--- Raw data ---

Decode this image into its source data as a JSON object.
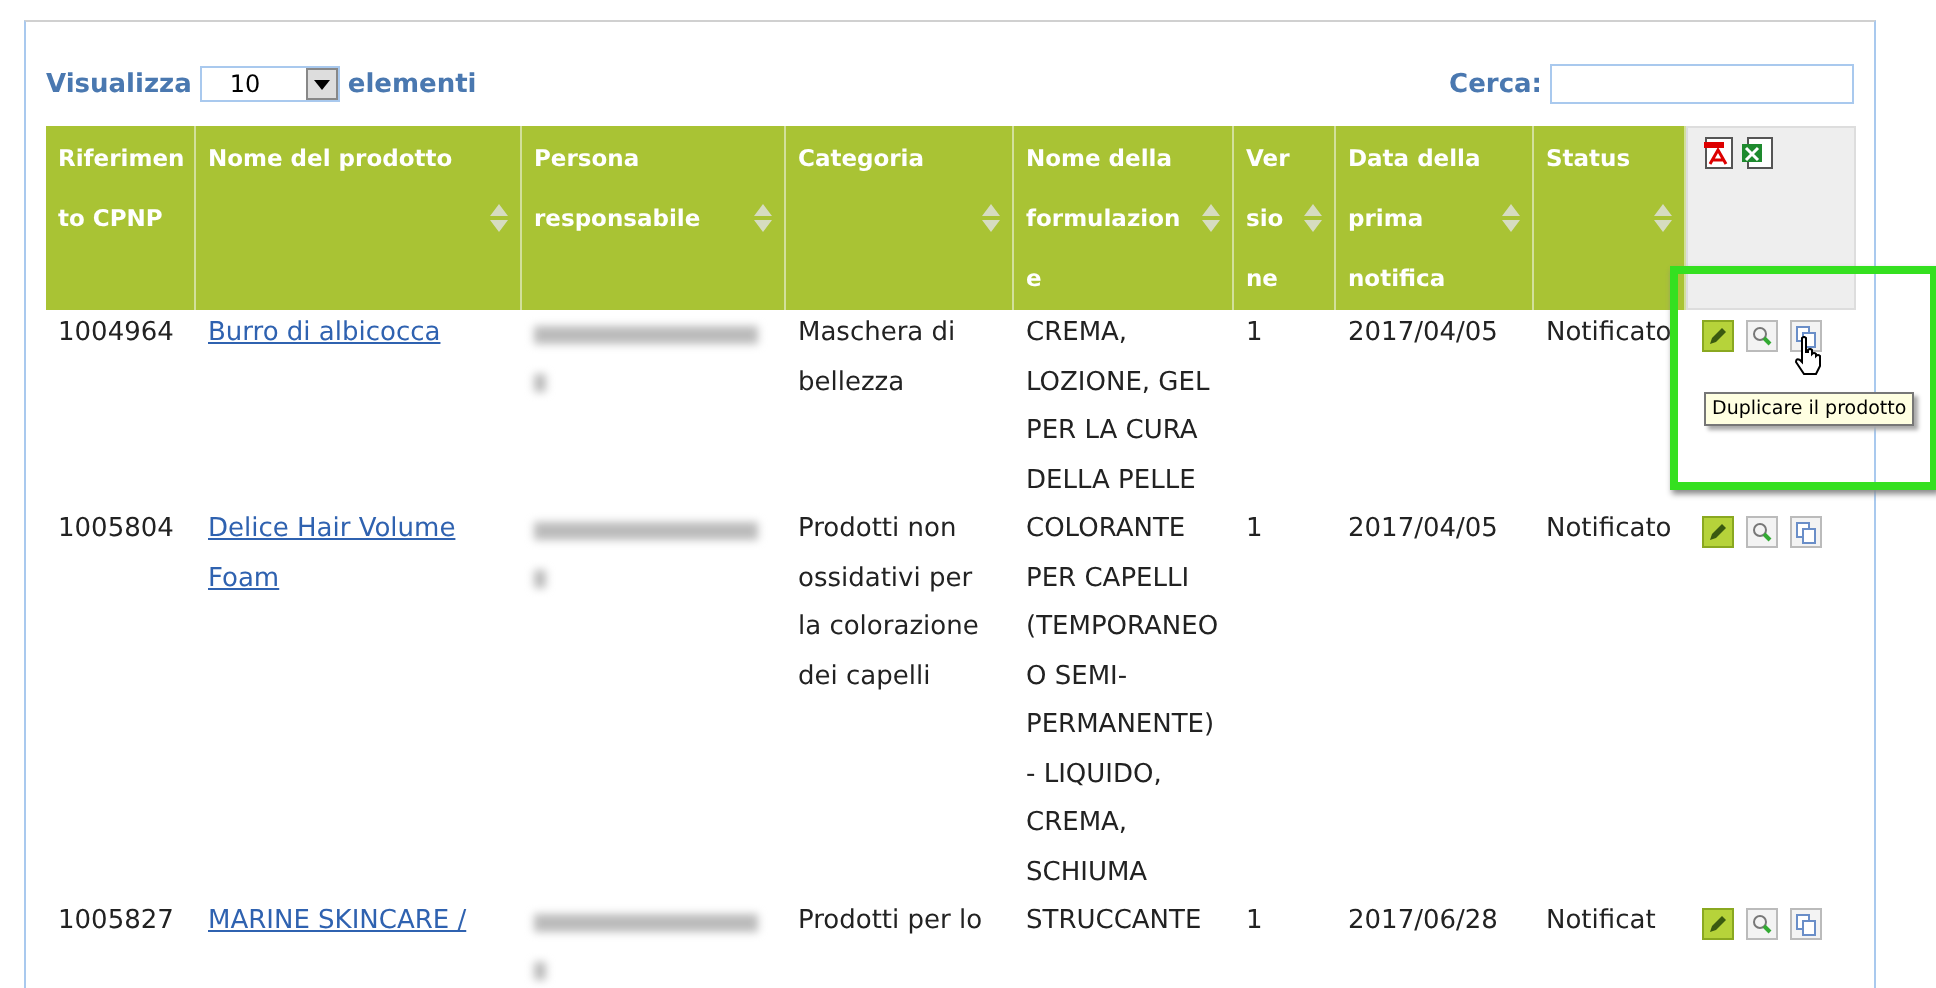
{
  "toolbar": {
    "show_label": "Visualizza",
    "page_size": "10",
    "entries_label": "elementi",
    "search_label": "Cerca:"
  },
  "columns": [
    {
      "label": "Riferimento CPNP",
      "sortable": false
    },
    {
      "label": "Nome del prodotto",
      "sortable": true
    },
    {
      "label": "Persona responsabile",
      "sortable": true
    },
    {
      "label": "Categoria",
      "sortable": true
    },
    {
      "label": "Nome della formulazione",
      "sortable": true
    },
    {
      "label": "Versione",
      "sortable": true
    },
    {
      "label": "Data della prima notifica",
      "sortable": true
    },
    {
      "label": "Status",
      "sortable": true
    }
  ],
  "rows": [
    {
      "reference": "1004964",
      "product": "Burro di albicocca",
      "category": "Maschera di bellezza",
      "formulation": "CREMA, LOZIONE, GEL PER LA CURA DELLA PELLE",
      "version": "1",
      "date": "2017/04/05",
      "status": "Notificato",
      "highlighted": true,
      "tooltip": "Duplicare il prodotto"
    },
    {
      "reference": "1005804",
      "product": "Delice Hair Volume Foam",
      "category": "Prodotti non ossidativi per la colorazione dei capelli",
      "formulation": "COLORANTE PER CAPELLI (TEMPORANEO O SEMI-PERMANENTE) - LIQUIDO, CREMA, SCHIUMA",
      "version": "1",
      "date": "2017/04/05",
      "status": "Notificato",
      "highlighted": false
    },
    {
      "reference": "1005827",
      "product": "MARINE SKINCARE /",
      "category": "Prodotti per lo",
      "formulation": "STRUCCANTE",
      "version": "1",
      "date": "2017/06/28",
      "status": "Notificat",
      "highlighted": false
    }
  ]
}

--- To do ---
Take the listing above and restate it word for word, without its pictures.

--- Solution to the exercise ---
Decode this image into its source data as a JSON object.
{
  "toolbar": {
    "show_label": "Visualizza",
    "page_size": "10",
    "entries_label": "elementi",
    "search_label": "Cerca:"
  },
  "columns": [
    {
      "label": "Riferimento CPNP",
      "sortable": false
    },
    {
      "label": "Nome del prodotto",
      "sortable": true
    },
    {
      "label": "Persona responsabile",
      "sortable": true
    },
    {
      "label": "Categoria",
      "sortable": true
    },
    {
      "label": "Nome della formulazione",
      "sortable": true
    },
    {
      "label": "Versione",
      "sortable": true
    },
    {
      "label": "Data della prima notifica",
      "sortable": true
    },
    {
      "label": "Status",
      "sortable": true
    }
  ],
  "rows": [
    {
      "reference": "1004964",
      "product": "Burro di albicocca",
      "category": "Maschera di bellezza",
      "formulation": "CREMA, LOZIONE, GEL PER LA CURA DELLA PELLE",
      "version": "1",
      "date": "2017/04/05",
      "status": "Notificato",
      "highlighted": true,
      "tooltip": "Duplicare il prodotto"
    },
    {
      "reference": "1005804",
      "product": "Delice Hair Volume Foam",
      "category": "Prodotti non ossidativi per la colorazione dei capelli",
      "formulation": "COLORANTE PER CAPELLI (TEMPORANEO O SEMI-PERMANENTE) - LIQUIDO, CREMA, SCHIUMA",
      "version": "1",
      "date": "2017/04/05",
      "status": "Notificato",
      "highlighted": false
    },
    {
      "reference": "1005827",
      "product": "MARINE SKINCARE /",
      "category": "Prodotti per lo",
      "formulation": "STRUCCANTE",
      "version": "1",
      "date": "2017/06/28",
      "status": "Notificat",
      "highlighted": false
    }
  ]
}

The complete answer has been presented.